--- Task ---
In the material below, retype each line from the one containing "Enumerate the UI" through the one containing "param-cell-full: Packing list: Sight, dust", both included, without changing anything, and leave the pictures out.

--- Data shown ---
- - - - -

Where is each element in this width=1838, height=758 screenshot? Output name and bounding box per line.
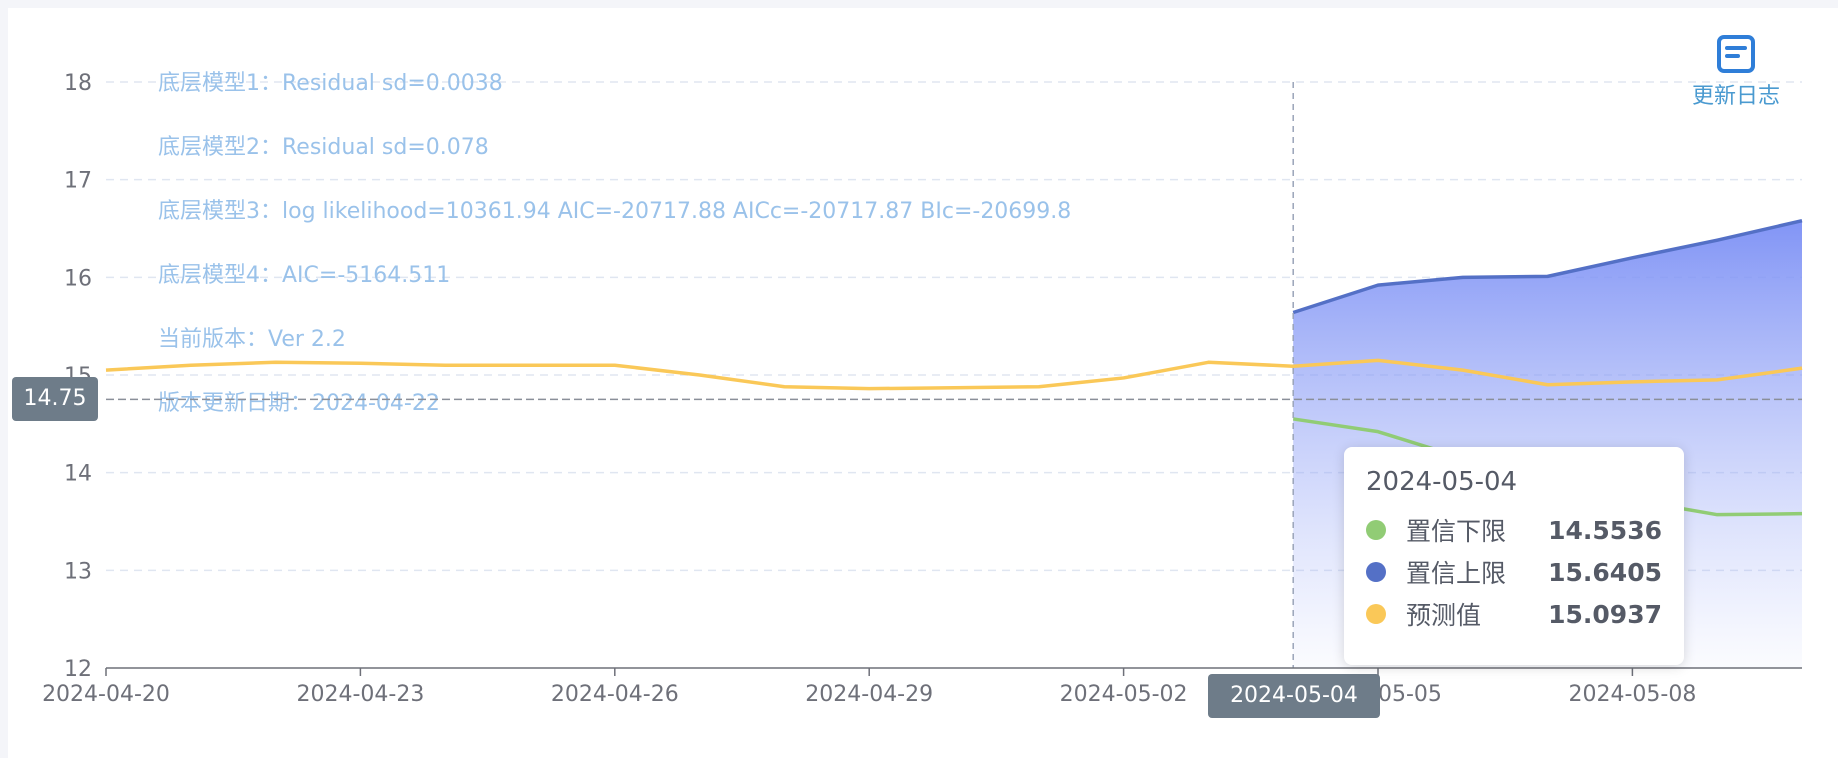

- - - - -

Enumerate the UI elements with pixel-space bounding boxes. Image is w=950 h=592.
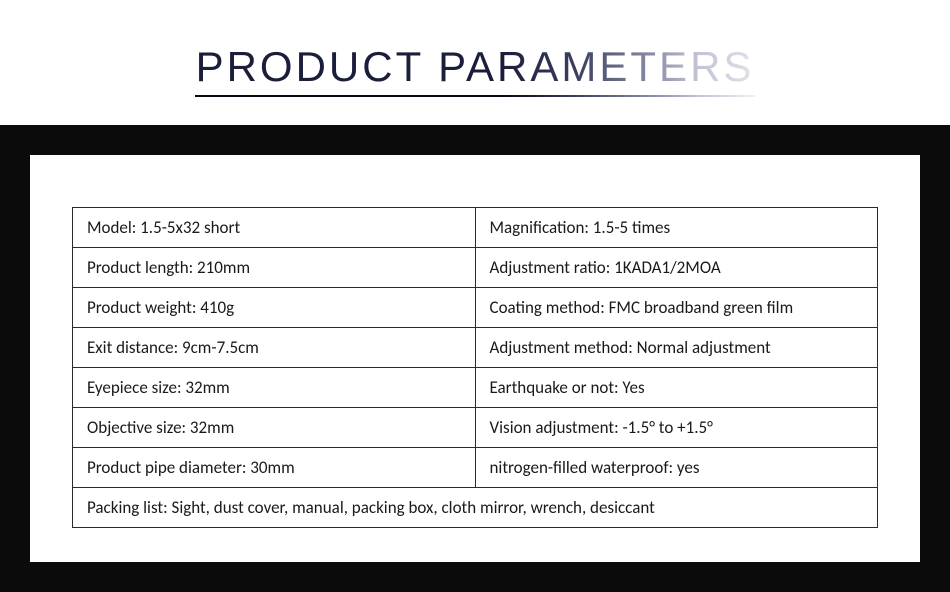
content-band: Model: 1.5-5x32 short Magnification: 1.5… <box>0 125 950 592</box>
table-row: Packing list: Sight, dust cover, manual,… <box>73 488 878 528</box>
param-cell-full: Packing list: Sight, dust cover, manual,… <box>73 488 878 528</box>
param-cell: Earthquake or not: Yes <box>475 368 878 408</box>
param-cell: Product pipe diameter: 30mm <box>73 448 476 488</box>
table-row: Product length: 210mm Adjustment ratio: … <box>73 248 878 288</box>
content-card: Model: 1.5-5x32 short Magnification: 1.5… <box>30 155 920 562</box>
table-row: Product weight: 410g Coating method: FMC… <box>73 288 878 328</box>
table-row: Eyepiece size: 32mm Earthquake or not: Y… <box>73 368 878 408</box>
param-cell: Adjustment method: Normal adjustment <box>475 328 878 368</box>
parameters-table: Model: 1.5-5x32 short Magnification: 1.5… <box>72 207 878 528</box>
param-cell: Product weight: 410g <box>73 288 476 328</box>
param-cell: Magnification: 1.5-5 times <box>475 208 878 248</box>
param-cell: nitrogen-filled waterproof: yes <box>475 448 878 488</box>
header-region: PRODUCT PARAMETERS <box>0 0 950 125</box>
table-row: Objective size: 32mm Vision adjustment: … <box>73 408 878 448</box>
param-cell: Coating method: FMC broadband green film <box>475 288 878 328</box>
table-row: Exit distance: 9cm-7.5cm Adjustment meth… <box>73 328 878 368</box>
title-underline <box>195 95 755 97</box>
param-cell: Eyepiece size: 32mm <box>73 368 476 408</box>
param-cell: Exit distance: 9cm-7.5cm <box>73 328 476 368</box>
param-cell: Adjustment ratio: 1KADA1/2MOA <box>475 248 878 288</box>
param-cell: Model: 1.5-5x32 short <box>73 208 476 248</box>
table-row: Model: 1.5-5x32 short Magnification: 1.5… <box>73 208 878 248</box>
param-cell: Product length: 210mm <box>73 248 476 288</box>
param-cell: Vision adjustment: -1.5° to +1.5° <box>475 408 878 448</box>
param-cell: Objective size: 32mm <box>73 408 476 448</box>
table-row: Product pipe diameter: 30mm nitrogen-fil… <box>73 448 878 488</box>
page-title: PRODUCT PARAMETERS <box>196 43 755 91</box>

- - - - -

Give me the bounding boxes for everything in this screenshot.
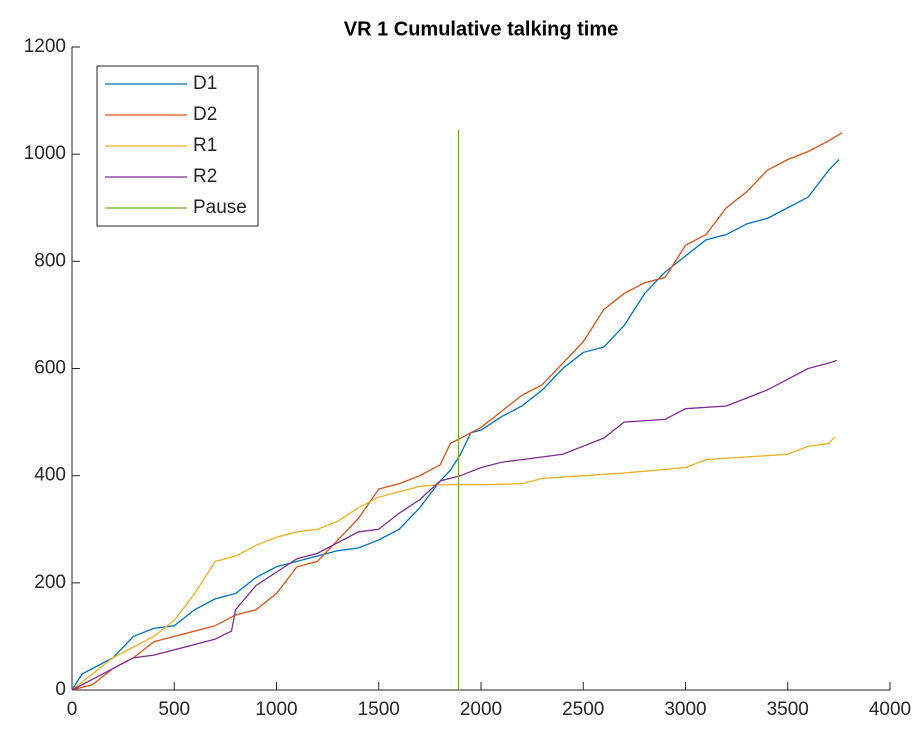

- - - - -

--- Expected answer ---
Enumerate the UI elements with pixel-space bounding boxes. Image is w=950 h=592.
content-band: Model: 1.5-5x32 short Magnification: 1.5… <box>0 125 950 592</box>
table-row: Packing list: Sight, dust cover, manual,… <box>73 488 878 528</box>
param-cell-full: Packing list: Sight, dust cover, manual,… <box>73 488 878 528</box>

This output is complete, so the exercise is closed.